Exercise materials:

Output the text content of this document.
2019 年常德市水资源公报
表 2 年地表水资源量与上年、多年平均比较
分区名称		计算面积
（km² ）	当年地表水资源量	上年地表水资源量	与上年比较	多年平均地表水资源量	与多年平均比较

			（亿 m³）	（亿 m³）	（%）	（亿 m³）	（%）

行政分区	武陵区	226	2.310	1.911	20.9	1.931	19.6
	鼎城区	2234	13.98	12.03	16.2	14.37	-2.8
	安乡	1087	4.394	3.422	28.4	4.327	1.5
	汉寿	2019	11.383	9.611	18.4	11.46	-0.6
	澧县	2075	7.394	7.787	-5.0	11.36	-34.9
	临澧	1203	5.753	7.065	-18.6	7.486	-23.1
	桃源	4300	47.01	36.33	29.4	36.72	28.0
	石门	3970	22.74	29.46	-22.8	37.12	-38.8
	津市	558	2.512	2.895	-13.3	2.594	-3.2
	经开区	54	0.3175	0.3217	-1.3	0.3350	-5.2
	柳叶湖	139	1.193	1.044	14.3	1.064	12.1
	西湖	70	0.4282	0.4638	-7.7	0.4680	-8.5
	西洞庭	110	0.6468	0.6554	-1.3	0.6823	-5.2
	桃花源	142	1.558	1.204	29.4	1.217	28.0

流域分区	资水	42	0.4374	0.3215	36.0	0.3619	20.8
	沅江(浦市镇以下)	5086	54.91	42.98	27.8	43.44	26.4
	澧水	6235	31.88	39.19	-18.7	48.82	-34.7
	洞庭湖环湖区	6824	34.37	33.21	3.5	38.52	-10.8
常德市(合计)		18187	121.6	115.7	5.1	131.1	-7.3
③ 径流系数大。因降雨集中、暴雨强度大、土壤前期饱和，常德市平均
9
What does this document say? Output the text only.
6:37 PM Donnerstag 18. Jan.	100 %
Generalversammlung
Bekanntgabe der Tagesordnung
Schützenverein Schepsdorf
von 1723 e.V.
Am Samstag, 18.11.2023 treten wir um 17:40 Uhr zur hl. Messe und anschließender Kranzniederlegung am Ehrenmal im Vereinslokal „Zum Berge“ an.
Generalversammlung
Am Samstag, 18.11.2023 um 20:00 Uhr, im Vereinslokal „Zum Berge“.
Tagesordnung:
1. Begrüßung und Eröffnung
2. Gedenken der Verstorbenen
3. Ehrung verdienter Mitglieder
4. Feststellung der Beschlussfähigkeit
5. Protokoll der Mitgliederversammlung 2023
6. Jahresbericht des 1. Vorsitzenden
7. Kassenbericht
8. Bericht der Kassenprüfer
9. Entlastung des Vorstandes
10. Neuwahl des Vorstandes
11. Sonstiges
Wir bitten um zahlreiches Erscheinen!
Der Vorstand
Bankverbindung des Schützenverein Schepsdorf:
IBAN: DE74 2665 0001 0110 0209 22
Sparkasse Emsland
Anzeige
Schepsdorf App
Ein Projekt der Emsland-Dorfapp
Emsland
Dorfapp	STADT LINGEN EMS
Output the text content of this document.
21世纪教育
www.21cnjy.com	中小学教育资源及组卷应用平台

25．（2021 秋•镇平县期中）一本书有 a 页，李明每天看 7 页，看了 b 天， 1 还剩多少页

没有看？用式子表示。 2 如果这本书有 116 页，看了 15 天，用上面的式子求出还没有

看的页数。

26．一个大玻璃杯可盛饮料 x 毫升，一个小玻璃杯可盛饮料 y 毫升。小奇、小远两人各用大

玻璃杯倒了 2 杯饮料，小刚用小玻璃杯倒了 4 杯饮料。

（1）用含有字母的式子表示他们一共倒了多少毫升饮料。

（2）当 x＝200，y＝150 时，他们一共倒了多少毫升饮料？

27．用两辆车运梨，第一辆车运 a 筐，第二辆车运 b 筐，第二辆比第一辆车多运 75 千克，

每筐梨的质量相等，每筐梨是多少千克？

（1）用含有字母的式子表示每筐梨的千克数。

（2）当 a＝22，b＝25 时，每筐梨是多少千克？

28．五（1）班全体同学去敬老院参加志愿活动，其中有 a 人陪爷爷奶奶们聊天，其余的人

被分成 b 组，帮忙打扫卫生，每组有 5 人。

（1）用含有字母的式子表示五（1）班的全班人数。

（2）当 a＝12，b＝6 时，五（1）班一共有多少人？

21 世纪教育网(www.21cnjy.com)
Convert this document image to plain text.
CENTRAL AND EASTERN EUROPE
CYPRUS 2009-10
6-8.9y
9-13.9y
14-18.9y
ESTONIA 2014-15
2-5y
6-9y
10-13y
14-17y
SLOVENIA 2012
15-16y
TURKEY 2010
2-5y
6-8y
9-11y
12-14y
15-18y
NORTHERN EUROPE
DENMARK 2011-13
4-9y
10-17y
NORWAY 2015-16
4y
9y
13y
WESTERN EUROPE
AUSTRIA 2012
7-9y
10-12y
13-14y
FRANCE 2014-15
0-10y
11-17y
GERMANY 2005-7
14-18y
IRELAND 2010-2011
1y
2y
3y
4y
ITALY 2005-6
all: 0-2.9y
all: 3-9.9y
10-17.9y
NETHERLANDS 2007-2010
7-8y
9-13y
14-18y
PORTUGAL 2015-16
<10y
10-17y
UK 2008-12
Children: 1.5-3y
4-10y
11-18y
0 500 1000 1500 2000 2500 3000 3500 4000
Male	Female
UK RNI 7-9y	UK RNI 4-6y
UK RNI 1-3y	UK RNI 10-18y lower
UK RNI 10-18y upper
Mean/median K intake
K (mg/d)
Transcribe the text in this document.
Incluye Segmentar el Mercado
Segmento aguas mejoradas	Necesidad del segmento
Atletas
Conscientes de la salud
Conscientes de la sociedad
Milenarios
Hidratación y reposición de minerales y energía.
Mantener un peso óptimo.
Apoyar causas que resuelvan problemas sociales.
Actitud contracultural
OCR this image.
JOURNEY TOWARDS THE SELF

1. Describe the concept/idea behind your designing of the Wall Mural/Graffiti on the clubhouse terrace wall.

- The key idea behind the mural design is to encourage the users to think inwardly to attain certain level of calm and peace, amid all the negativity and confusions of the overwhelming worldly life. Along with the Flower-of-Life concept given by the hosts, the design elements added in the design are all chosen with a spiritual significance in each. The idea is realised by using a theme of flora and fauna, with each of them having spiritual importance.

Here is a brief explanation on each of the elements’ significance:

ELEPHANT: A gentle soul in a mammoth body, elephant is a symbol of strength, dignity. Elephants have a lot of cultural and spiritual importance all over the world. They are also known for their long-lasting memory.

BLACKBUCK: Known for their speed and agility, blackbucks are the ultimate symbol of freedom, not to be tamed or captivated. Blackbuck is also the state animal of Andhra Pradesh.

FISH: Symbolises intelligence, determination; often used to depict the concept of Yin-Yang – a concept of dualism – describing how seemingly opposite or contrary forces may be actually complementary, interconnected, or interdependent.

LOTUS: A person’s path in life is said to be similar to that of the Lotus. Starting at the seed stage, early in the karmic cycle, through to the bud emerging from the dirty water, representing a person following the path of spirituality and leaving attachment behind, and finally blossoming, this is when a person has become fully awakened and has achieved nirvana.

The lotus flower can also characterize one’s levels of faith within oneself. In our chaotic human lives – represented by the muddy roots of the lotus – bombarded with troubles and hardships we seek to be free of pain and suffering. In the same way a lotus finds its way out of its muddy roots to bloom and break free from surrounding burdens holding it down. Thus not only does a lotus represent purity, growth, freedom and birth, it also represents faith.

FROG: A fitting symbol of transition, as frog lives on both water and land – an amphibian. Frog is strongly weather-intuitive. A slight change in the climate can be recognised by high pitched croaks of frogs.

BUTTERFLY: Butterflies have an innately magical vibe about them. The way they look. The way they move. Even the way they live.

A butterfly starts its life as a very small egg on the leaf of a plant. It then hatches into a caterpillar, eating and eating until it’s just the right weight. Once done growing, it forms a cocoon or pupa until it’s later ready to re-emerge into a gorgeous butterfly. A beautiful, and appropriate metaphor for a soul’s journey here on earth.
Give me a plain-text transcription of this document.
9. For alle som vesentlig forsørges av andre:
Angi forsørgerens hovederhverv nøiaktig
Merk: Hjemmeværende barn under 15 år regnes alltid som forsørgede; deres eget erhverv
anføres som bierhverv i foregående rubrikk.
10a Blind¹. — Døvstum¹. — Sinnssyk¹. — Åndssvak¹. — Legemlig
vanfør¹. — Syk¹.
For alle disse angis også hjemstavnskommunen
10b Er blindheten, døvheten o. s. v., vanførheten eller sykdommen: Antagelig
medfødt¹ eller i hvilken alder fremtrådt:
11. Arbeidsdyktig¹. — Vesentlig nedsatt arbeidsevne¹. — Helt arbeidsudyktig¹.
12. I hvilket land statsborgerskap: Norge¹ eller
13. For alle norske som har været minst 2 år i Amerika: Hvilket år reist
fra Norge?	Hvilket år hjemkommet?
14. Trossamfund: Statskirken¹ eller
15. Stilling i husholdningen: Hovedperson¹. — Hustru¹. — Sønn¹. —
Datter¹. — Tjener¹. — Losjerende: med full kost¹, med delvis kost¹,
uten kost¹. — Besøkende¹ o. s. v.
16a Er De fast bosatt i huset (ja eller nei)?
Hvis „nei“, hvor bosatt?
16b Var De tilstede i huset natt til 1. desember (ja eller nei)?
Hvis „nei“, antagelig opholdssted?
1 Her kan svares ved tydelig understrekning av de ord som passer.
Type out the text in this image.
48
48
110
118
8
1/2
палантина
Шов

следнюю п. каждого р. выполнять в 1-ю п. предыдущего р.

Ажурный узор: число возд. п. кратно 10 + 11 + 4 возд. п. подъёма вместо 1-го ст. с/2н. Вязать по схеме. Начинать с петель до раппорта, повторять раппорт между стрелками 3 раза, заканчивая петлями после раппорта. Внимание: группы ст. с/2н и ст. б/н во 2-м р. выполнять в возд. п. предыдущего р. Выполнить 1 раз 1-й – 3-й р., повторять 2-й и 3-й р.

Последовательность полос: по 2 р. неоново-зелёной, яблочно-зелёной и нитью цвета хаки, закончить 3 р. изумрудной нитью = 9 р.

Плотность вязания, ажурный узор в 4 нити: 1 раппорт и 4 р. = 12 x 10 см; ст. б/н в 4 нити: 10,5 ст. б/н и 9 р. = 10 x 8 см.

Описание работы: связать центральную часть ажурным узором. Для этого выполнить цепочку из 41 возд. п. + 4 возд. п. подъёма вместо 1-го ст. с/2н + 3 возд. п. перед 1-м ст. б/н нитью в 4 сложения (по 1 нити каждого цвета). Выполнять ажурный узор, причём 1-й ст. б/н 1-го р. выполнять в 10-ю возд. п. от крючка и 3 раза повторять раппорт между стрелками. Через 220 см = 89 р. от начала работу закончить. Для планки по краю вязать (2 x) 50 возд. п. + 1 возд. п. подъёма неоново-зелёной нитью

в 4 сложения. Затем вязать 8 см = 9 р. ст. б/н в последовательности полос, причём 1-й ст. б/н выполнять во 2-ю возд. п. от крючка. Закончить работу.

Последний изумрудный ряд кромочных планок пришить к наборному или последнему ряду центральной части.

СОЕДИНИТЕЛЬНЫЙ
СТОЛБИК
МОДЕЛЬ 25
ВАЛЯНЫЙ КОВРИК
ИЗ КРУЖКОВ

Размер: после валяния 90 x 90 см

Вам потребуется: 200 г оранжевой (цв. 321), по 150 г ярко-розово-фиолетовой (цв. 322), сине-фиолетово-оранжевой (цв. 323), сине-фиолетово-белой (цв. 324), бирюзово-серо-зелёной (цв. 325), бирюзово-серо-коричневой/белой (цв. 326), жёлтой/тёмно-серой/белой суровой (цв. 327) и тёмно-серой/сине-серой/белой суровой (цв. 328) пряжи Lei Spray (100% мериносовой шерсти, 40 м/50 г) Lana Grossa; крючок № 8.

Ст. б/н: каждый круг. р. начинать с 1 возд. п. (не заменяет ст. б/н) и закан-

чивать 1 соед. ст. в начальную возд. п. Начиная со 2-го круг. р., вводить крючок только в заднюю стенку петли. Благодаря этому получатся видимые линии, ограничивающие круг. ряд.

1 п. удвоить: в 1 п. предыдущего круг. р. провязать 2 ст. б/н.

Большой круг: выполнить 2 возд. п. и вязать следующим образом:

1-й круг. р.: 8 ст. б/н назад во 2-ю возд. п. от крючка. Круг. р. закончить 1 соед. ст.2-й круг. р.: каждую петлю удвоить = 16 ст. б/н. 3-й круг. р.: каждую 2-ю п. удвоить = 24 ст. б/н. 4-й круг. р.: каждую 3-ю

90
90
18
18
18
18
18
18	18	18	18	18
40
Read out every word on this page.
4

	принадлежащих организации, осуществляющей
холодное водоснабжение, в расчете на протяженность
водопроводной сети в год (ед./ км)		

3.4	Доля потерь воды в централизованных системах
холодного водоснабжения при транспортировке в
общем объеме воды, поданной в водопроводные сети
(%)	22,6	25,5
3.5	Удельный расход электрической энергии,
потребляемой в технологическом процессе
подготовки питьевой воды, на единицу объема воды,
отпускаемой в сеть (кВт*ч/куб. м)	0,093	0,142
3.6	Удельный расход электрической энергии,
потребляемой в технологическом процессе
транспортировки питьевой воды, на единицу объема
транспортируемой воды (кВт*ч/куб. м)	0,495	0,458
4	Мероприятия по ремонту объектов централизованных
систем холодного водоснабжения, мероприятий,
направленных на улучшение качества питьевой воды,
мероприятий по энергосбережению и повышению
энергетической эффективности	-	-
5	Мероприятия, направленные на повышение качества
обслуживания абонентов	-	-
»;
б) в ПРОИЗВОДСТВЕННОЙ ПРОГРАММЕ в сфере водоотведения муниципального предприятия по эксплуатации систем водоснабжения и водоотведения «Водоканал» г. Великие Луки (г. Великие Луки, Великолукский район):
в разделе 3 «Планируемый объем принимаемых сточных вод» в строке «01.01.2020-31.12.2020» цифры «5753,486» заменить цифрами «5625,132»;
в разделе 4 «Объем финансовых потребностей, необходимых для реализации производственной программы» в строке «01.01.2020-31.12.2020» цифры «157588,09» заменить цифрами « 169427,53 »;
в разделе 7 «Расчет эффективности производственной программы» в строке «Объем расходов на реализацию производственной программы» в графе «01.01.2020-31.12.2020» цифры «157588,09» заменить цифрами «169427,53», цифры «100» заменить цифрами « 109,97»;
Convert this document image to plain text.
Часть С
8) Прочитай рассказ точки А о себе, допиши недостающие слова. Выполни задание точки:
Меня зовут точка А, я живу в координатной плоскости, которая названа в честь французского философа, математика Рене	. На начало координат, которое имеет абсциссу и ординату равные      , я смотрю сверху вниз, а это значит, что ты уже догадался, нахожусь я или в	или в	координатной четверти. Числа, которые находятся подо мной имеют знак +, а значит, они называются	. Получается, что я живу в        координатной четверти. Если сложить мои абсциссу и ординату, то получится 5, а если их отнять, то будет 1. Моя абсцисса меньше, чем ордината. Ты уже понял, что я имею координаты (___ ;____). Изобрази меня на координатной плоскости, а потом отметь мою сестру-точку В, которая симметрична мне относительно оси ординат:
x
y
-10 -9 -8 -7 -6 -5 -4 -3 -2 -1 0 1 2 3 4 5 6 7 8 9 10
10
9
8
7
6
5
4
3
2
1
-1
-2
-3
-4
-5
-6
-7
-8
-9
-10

What is needed: Where a line contains "Мероприятия", copy that line.

Task result:
4	Мероприятия по ремонту объектов централизованных
5	Мероприятия, направленные на повышение качества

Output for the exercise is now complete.